[Dataset entries on figures]
= = =

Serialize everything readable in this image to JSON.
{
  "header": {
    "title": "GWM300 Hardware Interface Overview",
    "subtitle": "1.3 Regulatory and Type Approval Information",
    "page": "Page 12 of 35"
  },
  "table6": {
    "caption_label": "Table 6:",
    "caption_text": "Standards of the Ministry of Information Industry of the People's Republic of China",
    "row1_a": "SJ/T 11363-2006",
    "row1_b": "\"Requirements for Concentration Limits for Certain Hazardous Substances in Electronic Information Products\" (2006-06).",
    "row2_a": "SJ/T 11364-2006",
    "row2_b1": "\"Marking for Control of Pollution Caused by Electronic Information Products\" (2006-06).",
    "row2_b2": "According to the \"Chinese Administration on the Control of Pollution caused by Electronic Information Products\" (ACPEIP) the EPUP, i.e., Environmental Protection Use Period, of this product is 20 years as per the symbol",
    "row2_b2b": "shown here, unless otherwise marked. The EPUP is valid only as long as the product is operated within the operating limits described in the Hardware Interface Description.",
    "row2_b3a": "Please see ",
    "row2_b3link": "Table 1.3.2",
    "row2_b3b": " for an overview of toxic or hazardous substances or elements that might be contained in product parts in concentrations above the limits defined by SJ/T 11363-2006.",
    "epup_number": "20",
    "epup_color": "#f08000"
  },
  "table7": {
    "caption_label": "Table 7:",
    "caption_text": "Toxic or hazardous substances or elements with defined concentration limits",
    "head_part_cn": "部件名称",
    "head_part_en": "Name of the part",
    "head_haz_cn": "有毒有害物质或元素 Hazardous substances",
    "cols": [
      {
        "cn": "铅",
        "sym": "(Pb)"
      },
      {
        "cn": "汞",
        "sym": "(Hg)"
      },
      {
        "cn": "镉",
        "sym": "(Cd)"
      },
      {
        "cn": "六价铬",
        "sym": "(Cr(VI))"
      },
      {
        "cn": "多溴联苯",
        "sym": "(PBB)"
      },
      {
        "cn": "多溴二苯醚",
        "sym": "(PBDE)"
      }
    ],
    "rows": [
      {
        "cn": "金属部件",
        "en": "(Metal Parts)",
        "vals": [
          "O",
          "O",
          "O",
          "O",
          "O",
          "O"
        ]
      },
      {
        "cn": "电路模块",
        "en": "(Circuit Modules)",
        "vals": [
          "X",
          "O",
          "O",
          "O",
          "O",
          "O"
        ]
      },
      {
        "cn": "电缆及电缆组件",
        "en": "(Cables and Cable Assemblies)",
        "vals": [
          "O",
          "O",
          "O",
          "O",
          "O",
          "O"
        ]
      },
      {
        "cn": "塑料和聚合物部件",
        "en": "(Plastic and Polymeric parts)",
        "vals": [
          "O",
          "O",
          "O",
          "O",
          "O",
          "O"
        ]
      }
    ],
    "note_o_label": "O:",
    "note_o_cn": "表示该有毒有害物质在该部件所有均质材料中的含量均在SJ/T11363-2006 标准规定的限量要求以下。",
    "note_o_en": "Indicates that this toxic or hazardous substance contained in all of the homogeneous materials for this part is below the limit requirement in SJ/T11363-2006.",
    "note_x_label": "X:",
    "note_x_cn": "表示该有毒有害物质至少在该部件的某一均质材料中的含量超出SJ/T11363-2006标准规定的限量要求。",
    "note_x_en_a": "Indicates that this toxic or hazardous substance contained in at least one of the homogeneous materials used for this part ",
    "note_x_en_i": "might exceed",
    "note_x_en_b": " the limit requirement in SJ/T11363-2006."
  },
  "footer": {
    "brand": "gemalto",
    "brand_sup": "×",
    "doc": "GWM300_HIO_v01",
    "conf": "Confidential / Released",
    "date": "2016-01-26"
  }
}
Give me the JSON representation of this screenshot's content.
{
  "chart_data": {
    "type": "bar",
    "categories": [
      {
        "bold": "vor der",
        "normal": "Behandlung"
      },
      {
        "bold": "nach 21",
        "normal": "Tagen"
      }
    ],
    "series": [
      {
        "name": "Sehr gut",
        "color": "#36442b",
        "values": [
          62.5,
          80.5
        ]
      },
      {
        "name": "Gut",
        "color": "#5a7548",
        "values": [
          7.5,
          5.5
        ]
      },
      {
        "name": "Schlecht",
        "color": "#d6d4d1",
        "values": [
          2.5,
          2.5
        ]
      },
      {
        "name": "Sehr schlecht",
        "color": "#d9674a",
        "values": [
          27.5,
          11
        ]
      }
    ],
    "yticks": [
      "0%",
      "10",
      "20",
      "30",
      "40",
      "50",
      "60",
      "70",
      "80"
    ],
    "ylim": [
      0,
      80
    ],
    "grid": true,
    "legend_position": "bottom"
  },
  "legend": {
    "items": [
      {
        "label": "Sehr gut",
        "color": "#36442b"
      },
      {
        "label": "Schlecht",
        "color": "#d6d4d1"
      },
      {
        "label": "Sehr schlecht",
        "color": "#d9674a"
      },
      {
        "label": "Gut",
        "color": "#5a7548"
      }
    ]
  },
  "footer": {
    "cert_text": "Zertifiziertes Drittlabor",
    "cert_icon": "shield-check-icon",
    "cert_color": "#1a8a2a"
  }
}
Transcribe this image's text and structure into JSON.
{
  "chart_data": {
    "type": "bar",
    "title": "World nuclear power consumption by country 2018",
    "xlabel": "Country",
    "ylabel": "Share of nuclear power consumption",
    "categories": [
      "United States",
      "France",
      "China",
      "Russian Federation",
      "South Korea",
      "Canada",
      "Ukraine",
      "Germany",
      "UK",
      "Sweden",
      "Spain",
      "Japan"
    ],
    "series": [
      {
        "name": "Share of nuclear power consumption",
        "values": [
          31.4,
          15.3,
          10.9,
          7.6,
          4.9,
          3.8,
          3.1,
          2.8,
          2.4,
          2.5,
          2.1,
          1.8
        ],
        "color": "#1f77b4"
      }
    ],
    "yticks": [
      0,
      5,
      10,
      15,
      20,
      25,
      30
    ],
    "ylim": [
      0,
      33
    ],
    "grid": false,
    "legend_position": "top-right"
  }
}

= = =

Goal of the exercise » Within the listing above, find every line containing the string "power" and return it.

Result of the task »
    "title": "World nuclear power consumption by country 2018",
    "ylabel": "Share of nuclear power consumption",
        "name": "Share of nuclear power consumption",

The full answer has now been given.